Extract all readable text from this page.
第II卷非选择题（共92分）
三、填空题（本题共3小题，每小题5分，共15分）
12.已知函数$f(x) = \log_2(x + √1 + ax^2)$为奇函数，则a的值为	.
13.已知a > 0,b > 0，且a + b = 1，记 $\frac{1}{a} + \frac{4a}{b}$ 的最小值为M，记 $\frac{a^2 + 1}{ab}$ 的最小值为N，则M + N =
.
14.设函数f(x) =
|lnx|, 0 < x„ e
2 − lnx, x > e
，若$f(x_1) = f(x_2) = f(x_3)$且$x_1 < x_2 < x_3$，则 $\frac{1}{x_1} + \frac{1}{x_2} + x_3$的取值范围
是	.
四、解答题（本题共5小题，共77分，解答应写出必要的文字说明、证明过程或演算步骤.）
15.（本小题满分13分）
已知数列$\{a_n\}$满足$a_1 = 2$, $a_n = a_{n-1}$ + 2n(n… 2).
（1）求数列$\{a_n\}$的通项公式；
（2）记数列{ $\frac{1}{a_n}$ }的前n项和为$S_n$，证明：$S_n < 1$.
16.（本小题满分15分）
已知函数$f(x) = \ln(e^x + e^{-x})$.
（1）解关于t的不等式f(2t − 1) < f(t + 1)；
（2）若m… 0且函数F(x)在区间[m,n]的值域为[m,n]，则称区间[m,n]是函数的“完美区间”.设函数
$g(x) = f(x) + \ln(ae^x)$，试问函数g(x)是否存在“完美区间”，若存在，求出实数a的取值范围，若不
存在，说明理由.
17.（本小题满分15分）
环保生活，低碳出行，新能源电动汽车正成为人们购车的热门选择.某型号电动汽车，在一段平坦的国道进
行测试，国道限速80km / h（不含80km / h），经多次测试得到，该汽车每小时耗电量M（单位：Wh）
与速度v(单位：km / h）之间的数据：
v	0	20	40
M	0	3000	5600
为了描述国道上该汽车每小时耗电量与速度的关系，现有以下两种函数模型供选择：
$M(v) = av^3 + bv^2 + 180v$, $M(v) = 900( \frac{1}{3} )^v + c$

══════════

Within the entries above, how many lines contain "完美区间"? Respond with the number only.

2